▶ REQUIREMENT
From the listing, collect all lines containing the word "造成事故".

▶ GIVEN ENTRIES
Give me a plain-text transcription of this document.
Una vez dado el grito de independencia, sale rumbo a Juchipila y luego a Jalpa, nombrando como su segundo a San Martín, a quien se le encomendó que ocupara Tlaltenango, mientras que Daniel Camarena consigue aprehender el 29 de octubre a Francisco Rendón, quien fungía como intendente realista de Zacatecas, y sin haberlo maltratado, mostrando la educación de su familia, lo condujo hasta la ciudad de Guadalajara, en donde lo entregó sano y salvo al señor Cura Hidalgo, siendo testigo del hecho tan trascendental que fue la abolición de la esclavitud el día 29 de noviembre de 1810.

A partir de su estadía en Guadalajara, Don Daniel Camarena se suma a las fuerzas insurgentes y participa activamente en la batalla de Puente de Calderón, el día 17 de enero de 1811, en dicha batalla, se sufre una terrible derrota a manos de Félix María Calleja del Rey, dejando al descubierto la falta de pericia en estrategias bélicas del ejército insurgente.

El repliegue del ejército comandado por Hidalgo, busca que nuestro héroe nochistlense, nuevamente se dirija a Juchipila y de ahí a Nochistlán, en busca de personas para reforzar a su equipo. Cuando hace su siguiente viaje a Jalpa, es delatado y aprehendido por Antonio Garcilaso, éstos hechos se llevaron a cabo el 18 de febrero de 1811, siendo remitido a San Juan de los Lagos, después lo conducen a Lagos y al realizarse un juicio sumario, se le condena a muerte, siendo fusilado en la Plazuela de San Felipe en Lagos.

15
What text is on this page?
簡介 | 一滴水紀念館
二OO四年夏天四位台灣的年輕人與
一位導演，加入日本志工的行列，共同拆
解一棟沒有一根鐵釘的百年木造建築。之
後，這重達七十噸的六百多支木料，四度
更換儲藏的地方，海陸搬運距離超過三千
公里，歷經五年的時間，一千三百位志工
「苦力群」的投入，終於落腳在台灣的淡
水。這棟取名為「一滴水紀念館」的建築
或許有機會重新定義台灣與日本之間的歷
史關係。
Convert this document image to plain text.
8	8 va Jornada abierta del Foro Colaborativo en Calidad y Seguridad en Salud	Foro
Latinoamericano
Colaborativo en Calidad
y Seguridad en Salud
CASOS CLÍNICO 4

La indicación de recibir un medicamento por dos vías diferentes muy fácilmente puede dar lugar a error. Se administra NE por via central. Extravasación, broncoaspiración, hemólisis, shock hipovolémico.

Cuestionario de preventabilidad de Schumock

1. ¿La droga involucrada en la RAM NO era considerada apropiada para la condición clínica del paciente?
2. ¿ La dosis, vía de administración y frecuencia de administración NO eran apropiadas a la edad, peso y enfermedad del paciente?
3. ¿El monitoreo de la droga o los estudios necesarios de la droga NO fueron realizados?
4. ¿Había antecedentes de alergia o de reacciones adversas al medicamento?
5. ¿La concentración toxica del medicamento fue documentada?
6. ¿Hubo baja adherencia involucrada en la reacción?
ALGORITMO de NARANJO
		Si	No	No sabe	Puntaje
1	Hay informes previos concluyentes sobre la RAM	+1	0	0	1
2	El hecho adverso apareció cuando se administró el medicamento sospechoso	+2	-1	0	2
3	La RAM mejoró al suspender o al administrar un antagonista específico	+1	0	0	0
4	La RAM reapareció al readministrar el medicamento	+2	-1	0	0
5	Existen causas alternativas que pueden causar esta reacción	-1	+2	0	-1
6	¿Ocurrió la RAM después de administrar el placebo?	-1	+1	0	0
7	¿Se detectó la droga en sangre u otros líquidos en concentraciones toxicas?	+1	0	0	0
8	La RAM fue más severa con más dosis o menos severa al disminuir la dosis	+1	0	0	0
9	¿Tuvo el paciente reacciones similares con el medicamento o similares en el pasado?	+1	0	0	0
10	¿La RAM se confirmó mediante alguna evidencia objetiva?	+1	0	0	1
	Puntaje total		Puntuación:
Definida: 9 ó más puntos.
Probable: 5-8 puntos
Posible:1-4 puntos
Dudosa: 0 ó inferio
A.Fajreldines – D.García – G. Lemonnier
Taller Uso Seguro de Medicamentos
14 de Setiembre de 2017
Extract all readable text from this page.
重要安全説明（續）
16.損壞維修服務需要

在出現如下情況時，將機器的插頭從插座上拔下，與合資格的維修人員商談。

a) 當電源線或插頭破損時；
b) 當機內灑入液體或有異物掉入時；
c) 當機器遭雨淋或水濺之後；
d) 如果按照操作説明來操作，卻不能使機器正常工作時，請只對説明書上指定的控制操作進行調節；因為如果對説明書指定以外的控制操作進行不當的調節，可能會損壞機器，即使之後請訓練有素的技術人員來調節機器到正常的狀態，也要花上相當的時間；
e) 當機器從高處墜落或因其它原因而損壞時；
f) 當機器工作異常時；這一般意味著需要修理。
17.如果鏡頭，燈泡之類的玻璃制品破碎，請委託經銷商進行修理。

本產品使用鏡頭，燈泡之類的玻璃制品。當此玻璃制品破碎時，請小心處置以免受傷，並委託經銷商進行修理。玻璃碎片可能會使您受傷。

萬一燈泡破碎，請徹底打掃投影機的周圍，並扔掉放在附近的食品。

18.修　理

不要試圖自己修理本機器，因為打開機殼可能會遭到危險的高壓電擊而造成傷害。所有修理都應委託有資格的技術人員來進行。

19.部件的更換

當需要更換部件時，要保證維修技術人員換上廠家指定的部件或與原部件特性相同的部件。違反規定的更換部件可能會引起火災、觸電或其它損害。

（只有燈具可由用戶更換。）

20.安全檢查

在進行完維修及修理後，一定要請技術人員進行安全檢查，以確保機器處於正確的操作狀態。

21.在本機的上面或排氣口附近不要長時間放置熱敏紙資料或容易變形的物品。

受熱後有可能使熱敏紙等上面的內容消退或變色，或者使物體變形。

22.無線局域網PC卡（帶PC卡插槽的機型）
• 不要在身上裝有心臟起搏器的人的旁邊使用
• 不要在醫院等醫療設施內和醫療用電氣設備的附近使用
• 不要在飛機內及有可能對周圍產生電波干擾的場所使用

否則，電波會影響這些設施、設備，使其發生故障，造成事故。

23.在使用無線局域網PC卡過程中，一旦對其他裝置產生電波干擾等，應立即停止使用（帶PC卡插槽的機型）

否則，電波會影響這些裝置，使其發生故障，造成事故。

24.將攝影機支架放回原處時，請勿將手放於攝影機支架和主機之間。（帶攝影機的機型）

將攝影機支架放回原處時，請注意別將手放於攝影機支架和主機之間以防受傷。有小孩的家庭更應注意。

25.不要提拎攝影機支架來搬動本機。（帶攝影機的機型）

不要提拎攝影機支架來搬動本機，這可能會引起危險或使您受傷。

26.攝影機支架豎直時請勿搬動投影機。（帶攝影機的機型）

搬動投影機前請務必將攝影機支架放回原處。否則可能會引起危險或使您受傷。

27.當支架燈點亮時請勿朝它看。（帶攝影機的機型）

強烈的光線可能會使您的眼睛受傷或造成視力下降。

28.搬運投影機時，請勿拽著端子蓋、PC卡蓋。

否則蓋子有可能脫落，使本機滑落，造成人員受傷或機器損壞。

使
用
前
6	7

▶ EXPECTED OUTPUT
否則，電波會影響這些設施、設備，使其發生故障，造成事故。
否則，電波會影響這些裝置，使其發生故障，造成事故。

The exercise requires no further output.